* [Direction]: Write out all of the records precisely. Skip anything that is a picture.

-- start Record extracts --

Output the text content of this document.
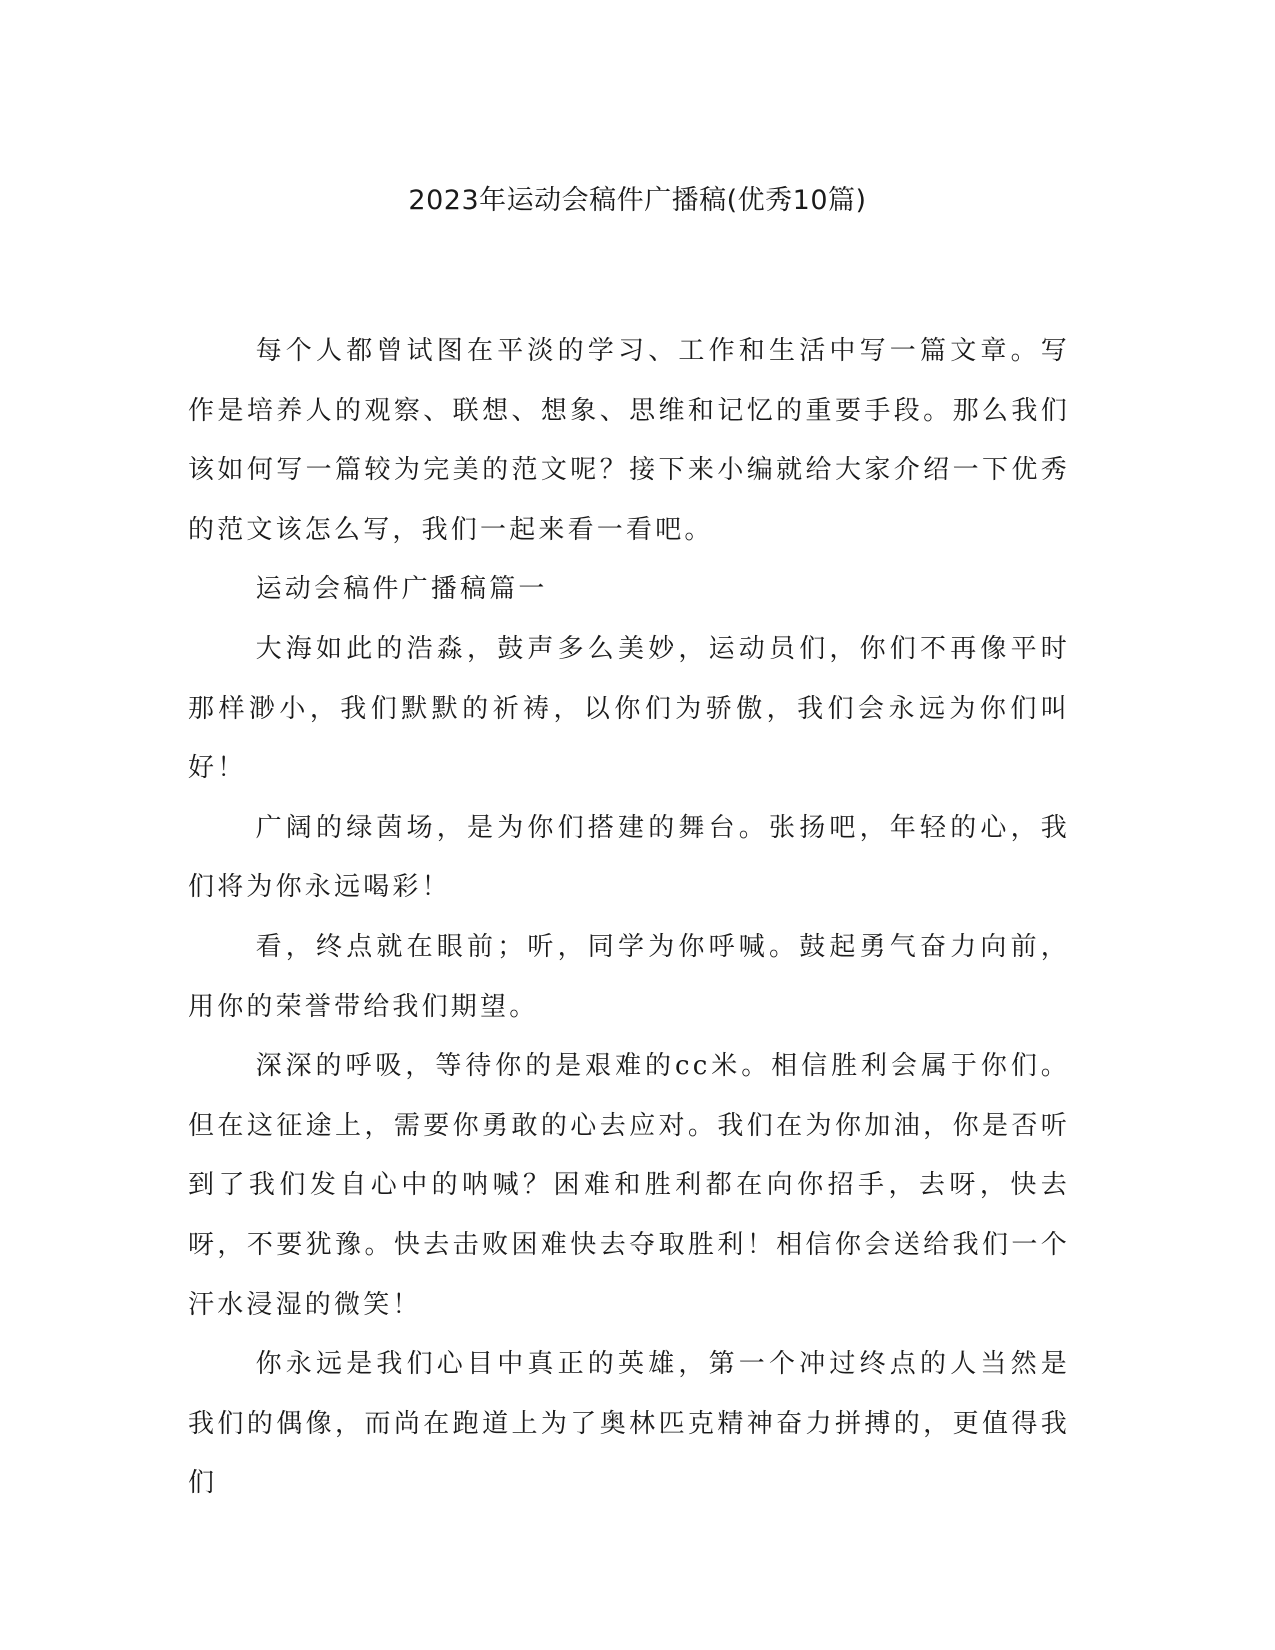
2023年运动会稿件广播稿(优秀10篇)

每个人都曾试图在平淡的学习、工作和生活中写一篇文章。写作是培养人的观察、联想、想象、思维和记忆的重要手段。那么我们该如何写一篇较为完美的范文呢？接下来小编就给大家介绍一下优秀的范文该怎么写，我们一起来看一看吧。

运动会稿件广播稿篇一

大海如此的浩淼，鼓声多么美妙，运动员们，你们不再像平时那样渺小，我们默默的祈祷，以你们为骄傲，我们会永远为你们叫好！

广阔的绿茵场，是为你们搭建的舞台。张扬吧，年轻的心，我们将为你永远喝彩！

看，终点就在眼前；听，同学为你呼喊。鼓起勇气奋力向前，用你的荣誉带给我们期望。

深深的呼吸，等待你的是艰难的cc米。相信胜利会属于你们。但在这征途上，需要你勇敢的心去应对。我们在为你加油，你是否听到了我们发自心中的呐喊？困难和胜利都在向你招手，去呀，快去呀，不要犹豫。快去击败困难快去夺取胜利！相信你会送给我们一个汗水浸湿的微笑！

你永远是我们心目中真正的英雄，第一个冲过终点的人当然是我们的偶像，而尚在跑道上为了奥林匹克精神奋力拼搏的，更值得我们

-- end Record extracts --

* [Exercise result]:
Output the text content of this document.
2023年运动会稿件广播稿(优秀10篇)

每个人都曾试图在平淡的学习、工作和生活中写一篇文章。写作是培养人的观察、联想、想象、思维和记忆的重要手段。那么我们该如何写一篇较为完美的范文呢？接下来小编就给大家介绍一下优秀的范文该怎么写，我们一起来看一看吧。

运动会稿件广播稿篇一

大海如此的浩淼，鼓声多么美妙，运动员们，你们不再像平时那样渺小，我们默默的祈祷，以你们为骄傲，我们会永远为你们叫好！

广阔的绿茵场，是为你们搭建的舞台。张扬吧，年轻的心，我们将为你永远喝彩！

看，终点就在眼前；听，同学为你呼喊。鼓起勇气奋力向前，用你的荣誉带给我们期望。

深深的呼吸，等待你的是艰难的cc米。相信胜利会属于你们。但在这征途上，需要你勇敢的心去应对。我们在为你加油，你是否听到了我们发自心中的呐喊？困难和胜利都在向你招手，去呀，快去呀，不要犹豫。快去击败困难快去夺取胜利！相信你会送给我们一个汗水浸湿的微笑！

你永远是我们心目中真正的英雄，第一个冲过终点的人当然是我们的偶像，而尚在跑道上为了奥林匹克精神奋力拼搏的，更值得我们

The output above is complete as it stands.